What you are asked to do: In the copy, keep every record exact and leave out all images.

Stored rows:
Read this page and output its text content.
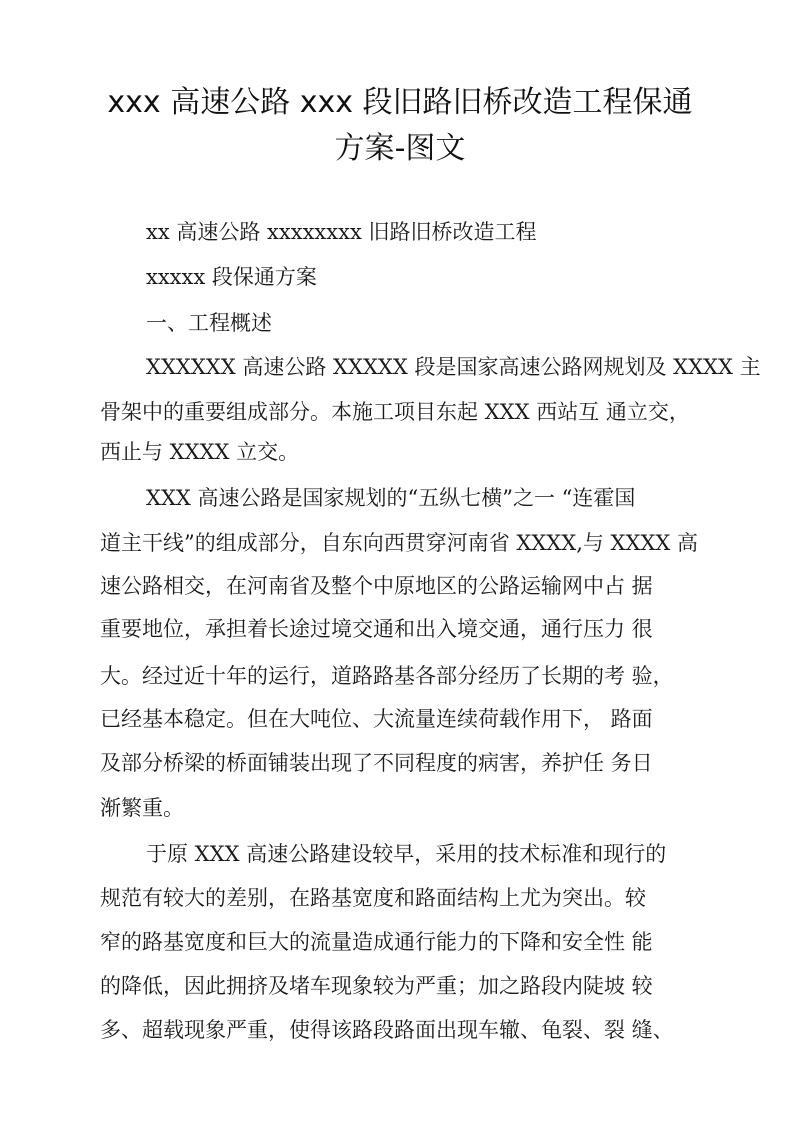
xxx 高速公路 xxx 段旧路旧桥改造工程保通
方案-图文
xx 高速公路 xxxxxxxx 旧路旧桥改造工程
xxxxx 段保通方案
一、工程概述
XXXXXX 高速公路 XXXXX 段是国家高速公路网规划及 XXXX 主
骨架中的重要组成部分。本施工项目东起 XXX 西站互 通立交，
西止与 XXXX 立交。
XXX 高速公路是国家规划的“五纵七横”之一 “连霍国
道主干线”的组成部分，自东向西贯穿河南省 XXXX,与 XXXX 高
速公路相交，在河南省及整个中原地区的公路运输网中占 据
重要地位，承担着长途过境交通和出入境交通，通行压力 很
大。经过近十年的运行，道路路基各部分经历了长期的考 验，
已经基本稳定。但在大吨位、大流量连续荷载作用下， 路面
及部分桥梁的桥面铺装出现了不同程度的病害，养护任 务日
渐繁重。
于原 XXX 高速公路建设较早，采用的技术标准和现行的
规范有较大的差别，在路基宽度和路面结构上尤为突出。较
窄的路基宽度和巨大的流量造成通行能力的下降和安全性 能
的降低，因此拥挤及堵车现象较为严重；加之路段内陡坡 较
多、超载现象严重，使得该路段路面出现车辙、龟裂、裂 缝、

Reply to the exercise:
Read this page and output its text content.
xxx 高速公路 xxx 段旧路旧桥改造工程保通
方案-图文
xx 高速公路 xxxxxxxx 旧路旧桥改造工程
xxxxx 段保通方案
一、工程概述
XXXXXX 高速公路 XXXXX 段是国家高速公路网规划及 XXXX 主
骨架中的重要组成部分。本施工项目东起 XXX 西站互 通立交，
西止与 XXXX 立交。
XXX 高速公路是国家规划的“五纵七横”之一 “连霍国
道主干线”的组成部分，自东向西贯穿河南省 XXXX,与 XXXX 高
速公路相交，在河南省及整个中原地区的公路运输网中占 据
重要地位，承担着长途过境交通和出入境交通，通行压力 很
大。经过近十年的运行，道路路基各部分经历了长期的考 验，
已经基本稳定。但在大吨位、大流量连续荷载作用下， 路面
及部分桥梁的桥面铺装出现了不同程度的病害，养护任 务日
渐繁重。
于原 XXX 高速公路建设较早，采用的技术标准和现行的
规范有较大的差别，在路基宽度和路面结构上尤为突出。较
窄的路基宽度和巨大的流量造成通行能力的下降和安全性 能
的降低，因此拥挤及堵车现象较为严重；加之路段内陡坡 较
多、超载现象严重，使得该路段路面出现车辙、龟裂、裂 缝、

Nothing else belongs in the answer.